Challenge ▸ Among the lines below, list those containing the string "Output".

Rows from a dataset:
Begin
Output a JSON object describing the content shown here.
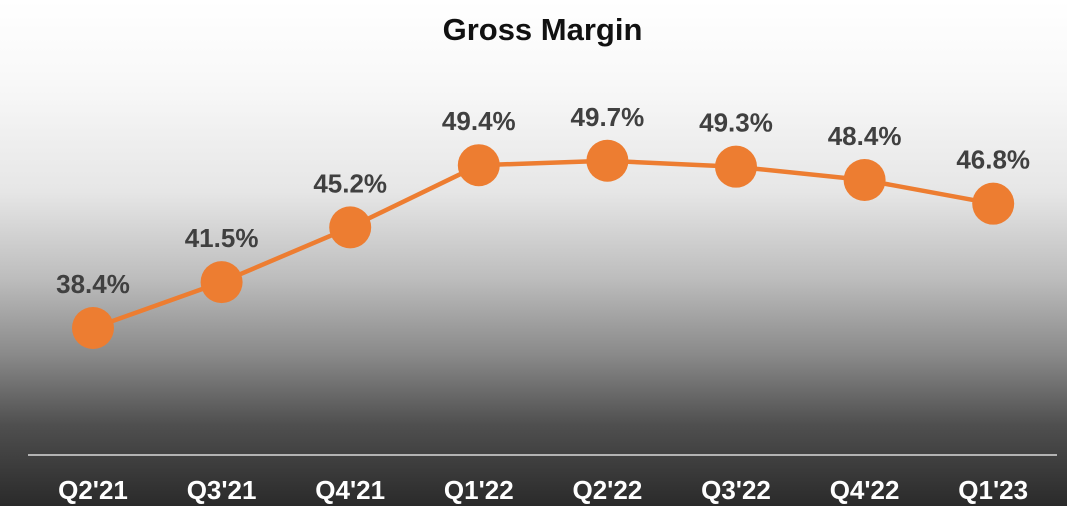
{
  "chart_data": {
    "type": "line",
    "title": "Gross Margin",
    "xlabel": "",
    "ylabel": "",
    "categories": [
      "Q2'21",
      "Q3'21",
      "Q4'21",
      "Q1'22",
      "Q2'22",
      "Q3'22",
      "Q4'22",
      "Q1'23"
    ],
    "series": [
      {
        "values": [
          38.4,
          41.5,
          45.2,
          49.4,
          49.7,
          49.3,
          48.4,
          46.8
        ],
        "labels": [
          "38.4%",
          "41.5%",
          "45.2%",
          "49.4%",
          "49.7%",
          "49.3%",
          "48.4%",
          "46.8%"
        ],
        "color": "#ED7D31"
      }
    ],
    "grid": false,
    "legend": "none"
  }
}
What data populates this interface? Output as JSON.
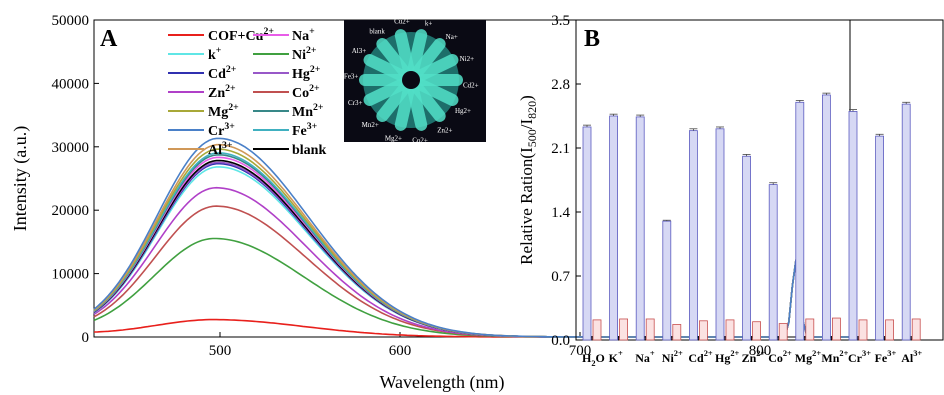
{
  "chart_data": [
    {
      "panel": "A",
      "type": "line",
      "xlabel": "Wavelength (nm)",
      "ylabel": "Intensity (a.u.)",
      "xlim": [
        430,
        850
      ],
      "ylim": [
        0,
        50000
      ],
      "xticks": [
        500,
        600,
        700,
        800
      ],
      "yticks": [
        0,
        10000,
        20000,
        30000,
        40000,
        50000
      ],
      "legend_position": "top-center, two columns",
      "legend_col1": [
        {
          "name": "COF+Cu2+",
          "base": "COF+Cu",
          "sup": "2+",
          "color": "#e8201c"
        },
        {
          "name": "k+",
          "base": "k",
          "sup": "+",
          "color": "#5fe6e6"
        },
        {
          "name": "Cd2+",
          "base": "Cd",
          "sup": "2+",
          "color": "#3030b0"
        },
        {
          "name": "Zn2+",
          "base": "Zn",
          "sup": "2+",
          "color": "#b040c8"
        },
        {
          "name": "Mg2+",
          "base": "Mg",
          "sup": "2+",
          "color": "#a8a838"
        },
        {
          "name": "Cr3+",
          "base": "Cr",
          "sup": "3+",
          "color": "#4a80c8"
        },
        {
          "name": "Al3+",
          "base": "Al",
          "sup": "3+",
          "color": "#d09858"
        }
      ],
      "legend_col2": [
        {
          "name": "Na+",
          "base": "Na",
          "sup": "+",
          "color": "#e85ce8"
        },
        {
          "name": "Ni2+",
          "base": "Ni",
          "sup": "2+",
          "color": "#40a040"
        },
        {
          "name": "Hg2+",
          "base": "Hg",
          "sup": "2+",
          "color": "#9858c8"
        },
        {
          "name": "Co2+",
          "base": "Co",
          "sup": "2+",
          "color": "#c05050"
        },
        {
          "name": "Mn2+",
          "base": "Mn",
          "sup": "2+",
          "color": "#388888"
        },
        {
          "name": "Fe3+",
          "base": "Fe",
          "sup": "3+",
          "color": "#40b0c0"
        },
        {
          "name": "blank",
          "base": "blank",
          "sup": "",
          "color": "#000000"
        }
      ],
      "series": [
        {
          "name": "COF+Cu2+",
          "peak_x": 497,
          "peak_y": 2700,
          "color": "#e8201c"
        },
        {
          "name": "Ni2+",
          "peak_x": 497,
          "peak_y": 15500,
          "color": "#40a040"
        },
        {
          "name": "Co2+",
          "peak_x": 498,
          "peak_y": 20600,
          "color": "#c05050"
        },
        {
          "name": "Zn2+",
          "peak_x": 498,
          "peak_y": 23500,
          "color": "#b040c8"
        },
        {
          "name": "k+",
          "peak_x": 499,
          "peak_y": 26800,
          "color": "#5fe6e6"
        },
        {
          "name": "Cd2+",
          "peak_x": 499,
          "peak_y": 27300,
          "color": "#3030b0"
        },
        {
          "name": "Hg2+",
          "peak_x": 499,
          "peak_y": 27500,
          "color": "#9858c8"
        },
        {
          "name": "blank",
          "peak_x": 499,
          "peak_y": 27800,
          "color": "#000000"
        },
        {
          "name": "Na+",
          "peak_x": 499,
          "peak_y": 28300,
          "color": "#e85ce8"
        },
        {
          "name": "Mn2+",
          "peak_x": 499,
          "peak_y": 28700,
          "color": "#388888"
        },
        {
          "name": "Fe3+",
          "peak_x": 499,
          "peak_y": 29000,
          "color": "#40b0c0"
        },
        {
          "name": "Mg2+",
          "peak_x": 499,
          "peak_y": 29600,
          "color": "#a8a838"
        },
        {
          "name": "Al3+",
          "peak_x": 499,
          "peak_y": 30300,
          "color": "#d09858"
        },
        {
          "name": "Cr3+",
          "peak_x": 499,
          "peak_y": 31300,
          "color": "#4a80c8"
        }
      ],
      "secondary_peak": {
        "x": 820,
        "y": 12200
      }
    },
    {
      "panel": "B",
      "type": "bar",
      "ylabel": "Relative Ration(I500/I820)",
      "ylabel_parts": {
        "base": "Relative Ration(I",
        "sub1": "500",
        "mid": "/I",
        "sub2": "820",
        "end": ")"
      },
      "ylim": [
        0.0,
        3.5
      ],
      "yticks": [
        "0.0",
        "0.7",
        "1.4",
        "2.1",
        "2.8",
        "3.5"
      ],
      "categories": [
        {
          "label": "H2O",
          "base": "H",
          "sub": "2",
          "tail": "O",
          "sup": ""
        },
        {
          "label": "K+",
          "base": "K",
          "sub": "",
          "tail": "",
          "sup": "+"
        },
        {
          "label": "Na+",
          "base": "Na",
          "sub": "",
          "tail": "",
          "sup": "+"
        },
        {
          "label": "Ni2+",
          "base": "Ni",
          "sub": "",
          "tail": "",
          "sup": "2+"
        },
        {
          "label": "Cd2+",
          "base": "Cd",
          "sub": "",
          "tail": "",
          "sup": "2+"
        },
        {
          "label": "Hg2+",
          "base": "Hg",
          "sub": "",
          "tail": "",
          "sup": "2+"
        },
        {
          "label": "Zn2+",
          "base": "Zn",
          "sub": "",
          "tail": "",
          "sup": "2+"
        },
        {
          "label": "Co2+",
          "base": "Co",
          "sub": "",
          "tail": "",
          "sup": "2+"
        },
        {
          "label": "Mg2+",
          "base": "Mg",
          "sub": "",
          "tail": "",
          "sup": "2+"
        },
        {
          "label": "Mn2+",
          "base": "Mn",
          "sub": "",
          "tail": "",
          "sup": "2+"
        },
        {
          "label": "Cr3+",
          "base": "Cr",
          "sub": "",
          "tail": "",
          "sup": "3+"
        },
        {
          "label": "Fe3+",
          "base": "Fe",
          "sub": "",
          "tail": "",
          "sup": "3+"
        },
        {
          "label": "Al3+",
          "base": "Al",
          "sub": "",
          "tail": "",
          "sup": "3+"
        }
      ],
      "series": [
        {
          "values": [
            2.33,
            2.45,
            2.44,
            1.3,
            2.29,
            2.31,
            2.01,
            1.7,
            2.6,
            2.68,
            2.5,
            2.23,
            2.58
          ],
          "fill": "#d6d8f4",
          "stroke": "#5c5cc0"
        },
        {
          "values": [
            0.22,
            0.23,
            0.23,
            0.17,
            0.21,
            0.22,
            0.2,
            0.18,
            0.23,
            0.24,
            0.22,
            0.22,
            0.23
          ],
          "fill": "#fbe2e2",
          "stroke": "#c85050"
        }
      ],
      "error": [
        0.02,
        0.02,
        0.02,
        0.01,
        0.02,
        0.02,
        0.02,
        0.02,
        0.02,
        0.02,
        0.02,
        0.02,
        0.02
      ]
    }
  ],
  "panels": {
    "a_letter": "A",
    "b_letter": "B"
  },
  "inset": {
    "description_labels": [
      "blank",
      "Cu2+",
      "k+",
      "Na+",
      "Ni2+",
      "Cd2+",
      "Hg2+",
      "Zn2+",
      "Co2+",
      "Mg2+",
      "Mn2+",
      "Cr3+",
      "Fe3+",
      "Al3+"
    ]
  }
}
End
Task solution ▸
Output a JSON object describing the content shown here.
What data populates this interface? Output as JSON.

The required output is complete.